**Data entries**
******
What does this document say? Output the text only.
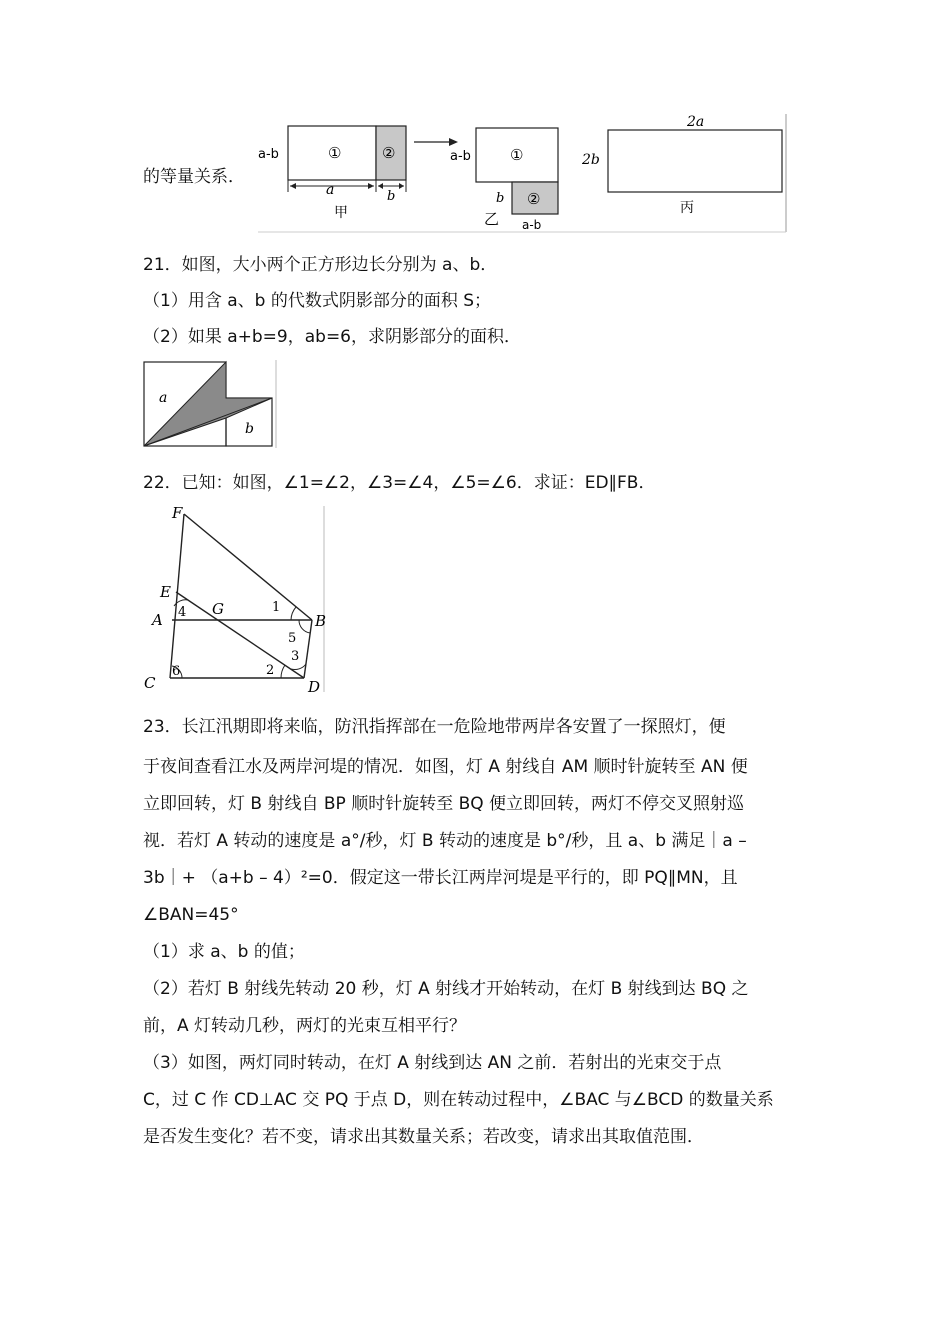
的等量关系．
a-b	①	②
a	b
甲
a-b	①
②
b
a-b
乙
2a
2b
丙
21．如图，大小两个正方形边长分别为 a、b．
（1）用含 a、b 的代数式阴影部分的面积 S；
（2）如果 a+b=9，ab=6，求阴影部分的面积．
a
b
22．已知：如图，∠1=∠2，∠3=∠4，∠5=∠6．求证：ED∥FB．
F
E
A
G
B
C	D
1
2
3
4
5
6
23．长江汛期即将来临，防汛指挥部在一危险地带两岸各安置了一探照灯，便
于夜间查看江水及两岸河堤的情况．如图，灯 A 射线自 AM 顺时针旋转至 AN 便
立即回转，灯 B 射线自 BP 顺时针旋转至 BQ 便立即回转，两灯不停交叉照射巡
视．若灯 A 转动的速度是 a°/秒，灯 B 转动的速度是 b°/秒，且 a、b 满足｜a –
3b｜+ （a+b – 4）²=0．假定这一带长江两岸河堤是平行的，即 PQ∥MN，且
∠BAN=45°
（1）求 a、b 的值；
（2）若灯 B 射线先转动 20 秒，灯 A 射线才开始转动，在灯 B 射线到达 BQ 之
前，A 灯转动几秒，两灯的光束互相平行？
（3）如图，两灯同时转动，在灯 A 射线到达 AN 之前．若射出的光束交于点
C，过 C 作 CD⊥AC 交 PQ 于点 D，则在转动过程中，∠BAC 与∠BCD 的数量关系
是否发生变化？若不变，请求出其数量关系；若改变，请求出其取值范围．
******
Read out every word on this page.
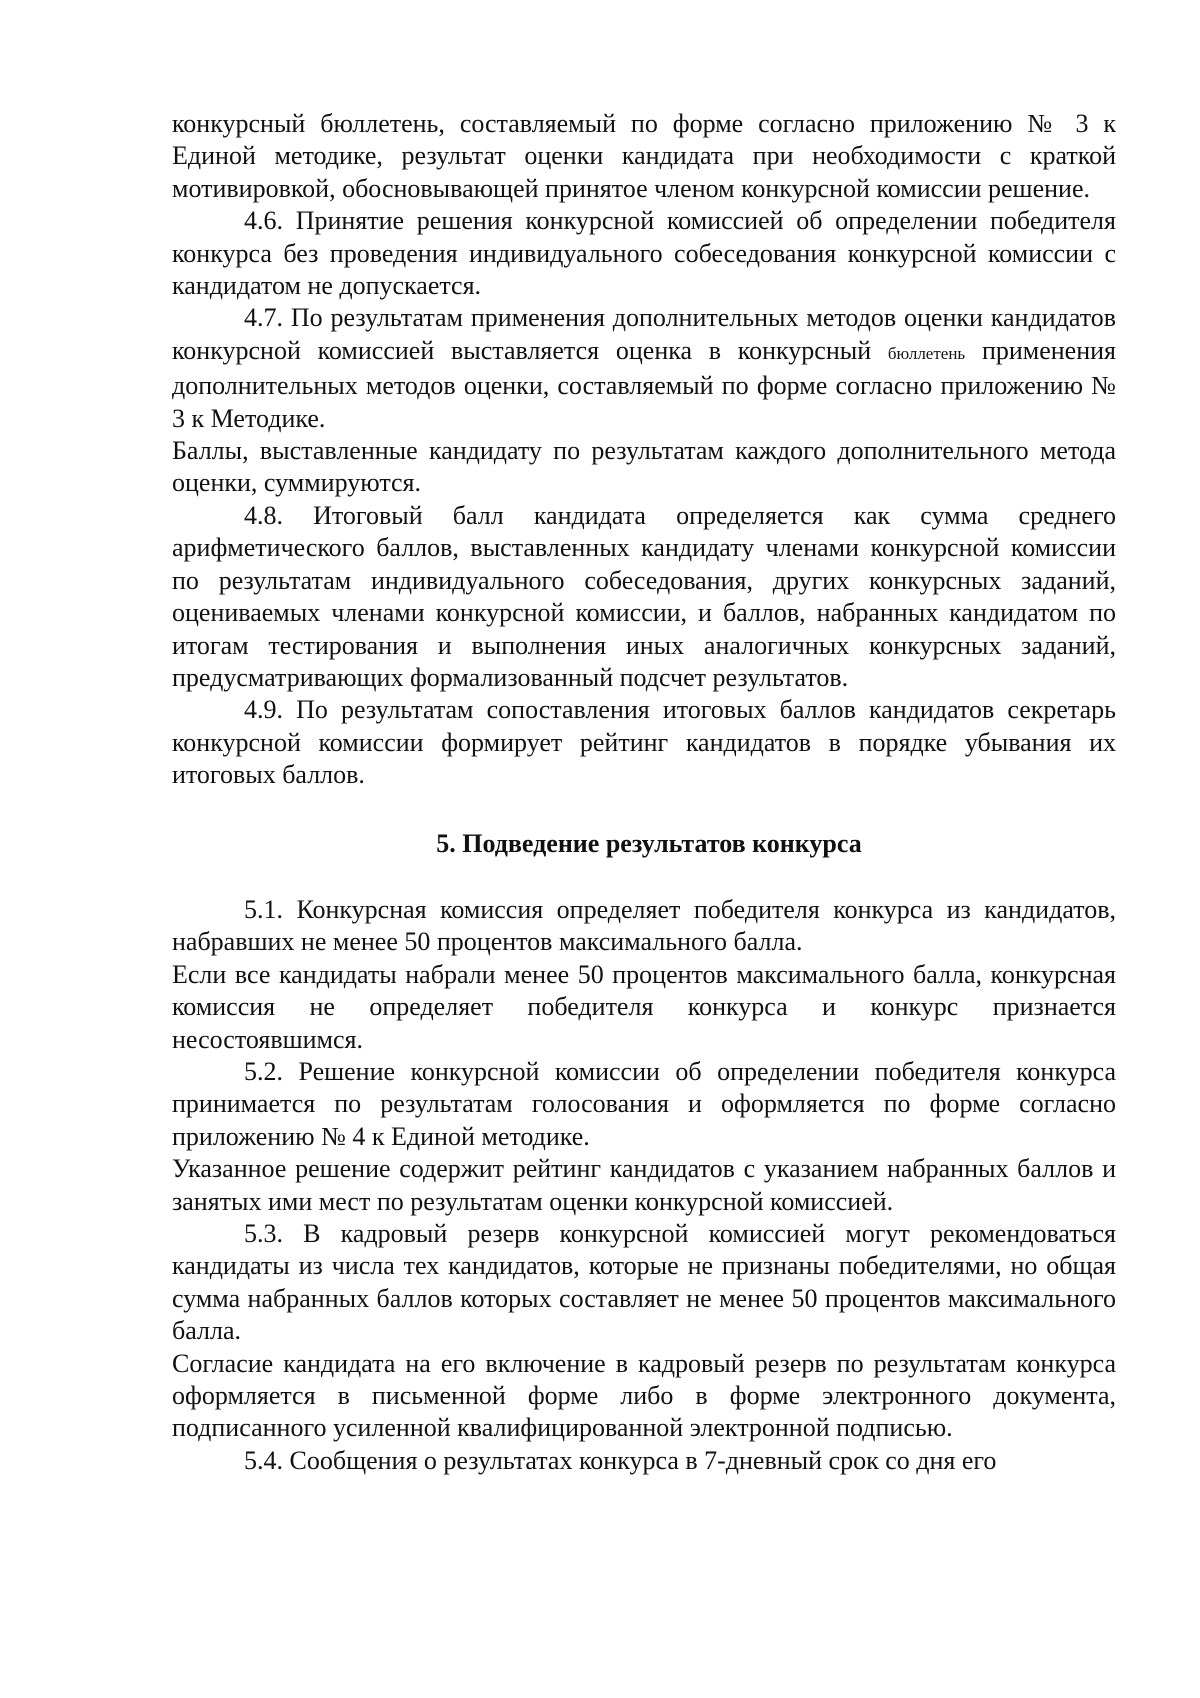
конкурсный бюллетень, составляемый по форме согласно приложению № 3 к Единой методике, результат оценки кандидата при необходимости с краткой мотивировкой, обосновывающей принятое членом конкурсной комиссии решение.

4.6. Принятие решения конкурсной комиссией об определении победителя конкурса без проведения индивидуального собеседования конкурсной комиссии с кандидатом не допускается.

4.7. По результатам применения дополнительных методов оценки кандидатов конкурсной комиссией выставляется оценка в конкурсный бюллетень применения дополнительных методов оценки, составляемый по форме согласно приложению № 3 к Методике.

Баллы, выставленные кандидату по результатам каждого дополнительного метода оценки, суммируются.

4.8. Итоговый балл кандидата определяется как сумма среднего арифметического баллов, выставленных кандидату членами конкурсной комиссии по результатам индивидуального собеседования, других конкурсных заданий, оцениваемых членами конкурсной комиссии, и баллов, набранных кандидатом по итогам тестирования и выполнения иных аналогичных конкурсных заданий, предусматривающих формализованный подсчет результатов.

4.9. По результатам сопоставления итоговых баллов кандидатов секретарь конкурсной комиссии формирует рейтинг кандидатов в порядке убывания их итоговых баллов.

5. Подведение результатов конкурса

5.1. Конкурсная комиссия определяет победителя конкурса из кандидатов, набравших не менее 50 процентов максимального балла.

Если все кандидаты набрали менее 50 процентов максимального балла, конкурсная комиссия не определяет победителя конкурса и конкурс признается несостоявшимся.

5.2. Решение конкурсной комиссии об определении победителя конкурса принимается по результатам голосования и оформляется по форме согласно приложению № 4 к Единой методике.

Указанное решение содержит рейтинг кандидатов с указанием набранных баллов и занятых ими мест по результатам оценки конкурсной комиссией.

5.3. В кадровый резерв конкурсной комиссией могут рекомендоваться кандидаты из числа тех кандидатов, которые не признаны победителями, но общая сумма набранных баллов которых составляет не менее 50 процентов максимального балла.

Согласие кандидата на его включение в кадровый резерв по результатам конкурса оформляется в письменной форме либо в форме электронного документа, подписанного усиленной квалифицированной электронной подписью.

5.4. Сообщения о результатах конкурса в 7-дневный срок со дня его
******
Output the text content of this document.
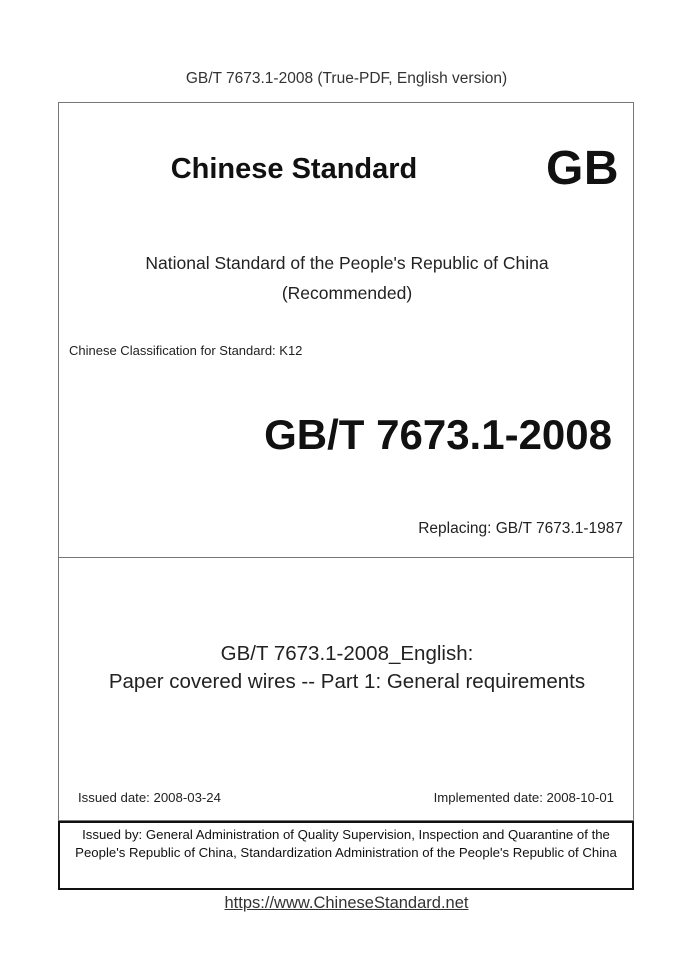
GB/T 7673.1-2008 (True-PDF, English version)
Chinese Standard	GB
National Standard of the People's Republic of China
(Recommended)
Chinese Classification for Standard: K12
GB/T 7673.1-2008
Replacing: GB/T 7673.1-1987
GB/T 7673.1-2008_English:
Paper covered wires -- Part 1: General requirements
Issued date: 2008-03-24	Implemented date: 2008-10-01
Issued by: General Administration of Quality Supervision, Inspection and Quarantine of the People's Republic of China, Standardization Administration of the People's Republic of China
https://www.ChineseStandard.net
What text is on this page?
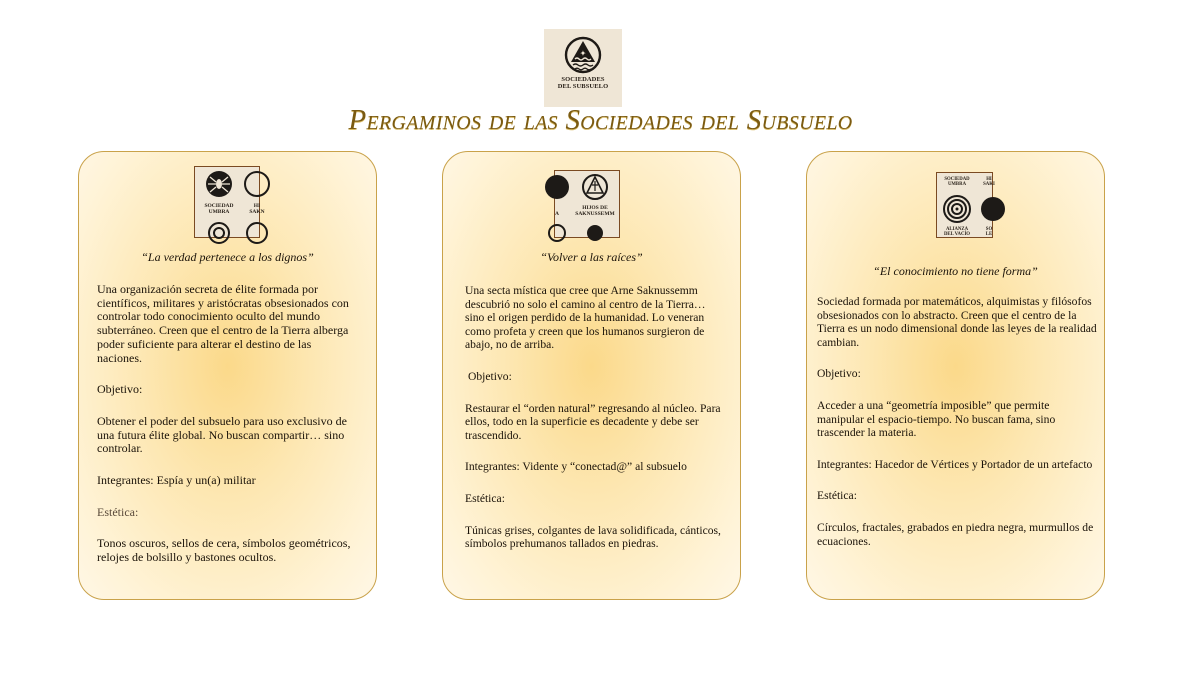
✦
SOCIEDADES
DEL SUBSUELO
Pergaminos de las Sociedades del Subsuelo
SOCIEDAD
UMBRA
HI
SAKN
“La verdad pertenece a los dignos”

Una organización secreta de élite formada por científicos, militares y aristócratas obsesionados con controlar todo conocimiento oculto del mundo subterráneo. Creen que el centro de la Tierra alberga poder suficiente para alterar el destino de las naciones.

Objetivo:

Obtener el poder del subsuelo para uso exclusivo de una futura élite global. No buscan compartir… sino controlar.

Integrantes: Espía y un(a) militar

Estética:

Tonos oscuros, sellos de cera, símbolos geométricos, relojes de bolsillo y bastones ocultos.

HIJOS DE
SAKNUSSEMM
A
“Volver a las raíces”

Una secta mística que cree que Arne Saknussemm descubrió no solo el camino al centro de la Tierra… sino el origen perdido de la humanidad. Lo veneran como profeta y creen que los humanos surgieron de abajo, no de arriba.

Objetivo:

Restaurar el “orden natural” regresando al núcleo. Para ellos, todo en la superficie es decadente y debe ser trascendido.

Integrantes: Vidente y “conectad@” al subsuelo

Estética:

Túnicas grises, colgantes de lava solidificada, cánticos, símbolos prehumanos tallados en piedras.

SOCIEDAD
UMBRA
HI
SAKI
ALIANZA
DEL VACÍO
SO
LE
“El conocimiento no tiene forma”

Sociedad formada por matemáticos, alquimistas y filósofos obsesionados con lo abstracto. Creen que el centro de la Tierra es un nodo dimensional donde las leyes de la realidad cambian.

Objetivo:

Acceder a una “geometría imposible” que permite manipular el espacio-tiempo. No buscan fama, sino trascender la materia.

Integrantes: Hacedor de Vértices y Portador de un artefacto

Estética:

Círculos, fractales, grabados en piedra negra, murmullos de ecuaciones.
******
**Direction**
Copy out all lines where the word "оформляется" appears.

**Solution to this exercise**
5.2. Решение конкурсной комиссии об определении победителя конкурса принимается по результатам голосования и оформляется по форме согласно приложению № 4 к Единой методике.
Согласие кандидата на его включение в кадровый резерв по результатам конкурса оформляется в письменной форме либо в форме электронного документа, подписанного усиленной квалифицированной электронной подписью.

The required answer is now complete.